Data provided:

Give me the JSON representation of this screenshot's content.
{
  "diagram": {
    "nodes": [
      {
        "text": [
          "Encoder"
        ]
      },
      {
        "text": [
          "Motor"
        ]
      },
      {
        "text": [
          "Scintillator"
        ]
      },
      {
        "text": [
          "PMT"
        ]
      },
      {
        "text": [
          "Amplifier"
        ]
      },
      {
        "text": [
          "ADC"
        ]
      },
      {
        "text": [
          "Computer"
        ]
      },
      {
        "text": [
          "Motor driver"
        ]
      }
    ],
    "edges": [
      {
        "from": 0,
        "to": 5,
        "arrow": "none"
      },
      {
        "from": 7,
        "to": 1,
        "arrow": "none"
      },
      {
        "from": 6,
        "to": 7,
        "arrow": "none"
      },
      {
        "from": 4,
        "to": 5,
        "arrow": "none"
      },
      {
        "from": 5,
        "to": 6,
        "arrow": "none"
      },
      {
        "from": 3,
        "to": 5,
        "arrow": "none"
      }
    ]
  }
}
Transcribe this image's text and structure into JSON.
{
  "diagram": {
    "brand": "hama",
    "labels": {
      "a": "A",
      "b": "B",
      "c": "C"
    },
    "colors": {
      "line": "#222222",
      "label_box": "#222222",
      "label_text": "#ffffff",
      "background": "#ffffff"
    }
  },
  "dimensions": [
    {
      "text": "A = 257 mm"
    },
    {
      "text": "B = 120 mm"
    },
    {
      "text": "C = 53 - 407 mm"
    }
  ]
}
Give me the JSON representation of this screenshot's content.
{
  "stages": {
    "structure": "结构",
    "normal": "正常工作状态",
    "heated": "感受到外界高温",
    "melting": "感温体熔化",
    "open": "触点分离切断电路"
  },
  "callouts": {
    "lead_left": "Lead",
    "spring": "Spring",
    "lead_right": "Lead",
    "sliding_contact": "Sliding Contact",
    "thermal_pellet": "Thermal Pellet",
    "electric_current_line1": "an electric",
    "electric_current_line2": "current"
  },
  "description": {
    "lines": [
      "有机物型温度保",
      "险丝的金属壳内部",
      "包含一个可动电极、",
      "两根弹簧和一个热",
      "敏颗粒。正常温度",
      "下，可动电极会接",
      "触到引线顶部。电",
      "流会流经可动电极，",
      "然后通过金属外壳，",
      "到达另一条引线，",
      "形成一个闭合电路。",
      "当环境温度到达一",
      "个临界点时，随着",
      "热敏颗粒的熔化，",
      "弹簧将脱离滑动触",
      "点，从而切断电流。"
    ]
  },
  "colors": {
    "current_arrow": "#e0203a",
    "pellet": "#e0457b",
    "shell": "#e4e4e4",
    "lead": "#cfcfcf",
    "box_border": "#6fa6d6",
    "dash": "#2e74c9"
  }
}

What needs to be done:
Repeat every line of the data, exactly and in full.

Task solution:
Give me the JSON representation of this screenshot's content.
{
  "diagram": {
    "nodes": [
      {
        "text": [
          "Encoder"
        ]
      },
      {
        "text": [
          "Motor"
        ]
      },
      {
        "text": [
          "Scintillator"
        ]
      },
      {
        "text": [
          "PMT"
        ]
      },
      {
        "text": [
          "Amplifier"
        ]
      },
      {
        "text": [
          "ADC"
        ]
      },
      {
        "text": [
          "Computer"
        ]
      },
      {
        "text": [
          "Motor driver"
        ]
      }
    ],
    "edges": [
      {
        "from": 0,
        "to": 5,
        "arrow": "none"
      },
      {
        "from": 7,
        "to": 1,
        "arrow": "none"
      },
      {
        "from": 6,
        "to": 7,
        "arrow": "none"
      },
      {
        "from": 4,
        "to": 5,
        "arrow": "none"
      },
      {
        "from": 5,
        "to": 6,
        "arrow": "none"
      },
      {
        "from": 3,
        "to": 5,
        "arrow": "none"
      }
    ]
  }
}
Transcribe this image's text and structure into JSON.
{
  "diagram": {
    "brand": "hama",
    "labels": {
      "a": "A",
      "b": "B",
      "c": "C"
    },
    "colors": {
      "line": "#222222",
      "label_box": "#222222",
      "label_text": "#ffffff",
      "background": "#ffffff"
    }
  },
  "dimensions": [
    {
      "text": "A = 257 mm"
    },
    {
      "text": "B = 120 mm"
    },
    {
      "text": "C = 53 - 407 mm"
    }
  ]
}
Give me the JSON representation of this screenshot's content.
{
  "stages": {
    "structure": "结构",
    "normal": "正常工作状态",
    "heated": "感受到外界高温",
    "melting": "感温体熔化",
    "open": "触点分离切断电路"
  },
  "callouts": {
    "lead_left": "Lead",
    "spring": "Spring",
    "lead_right": "Lead",
    "sliding_contact": "Sliding Contact",
    "thermal_pellet": "Thermal Pellet",
    "electric_current_line1": "an electric",
    "electric_current_line2": "current"
  },
  "description": {
    "lines": [
      "有机物型温度保",
      "险丝的金属壳内部",
      "包含一个可动电极、",
      "两根弹簧和一个热",
      "敏颗粒。正常温度",
      "下，可动电极会接",
      "触到引线顶部。电",
      "流会流经可动电极，",
      "然后通过金属外壳，",
      "到达另一条引线，",
      "形成一个闭合电路。",
      "当环境温度到达一",
      "个临界点时，随着",
      "热敏颗粒的熔化，",
      "弹簧将脱离滑动触",
      "点，从而切断电流。"
    ]
  },
  "colors": {
    "current_arrow": "#e0203a",
    "pellet": "#e0457b",
    "shell": "#e4e4e4",
    "lead": "#cfcfcf",
    "box_border": "#6fa6d6",
    "dash": "#2e74c9"
  }
}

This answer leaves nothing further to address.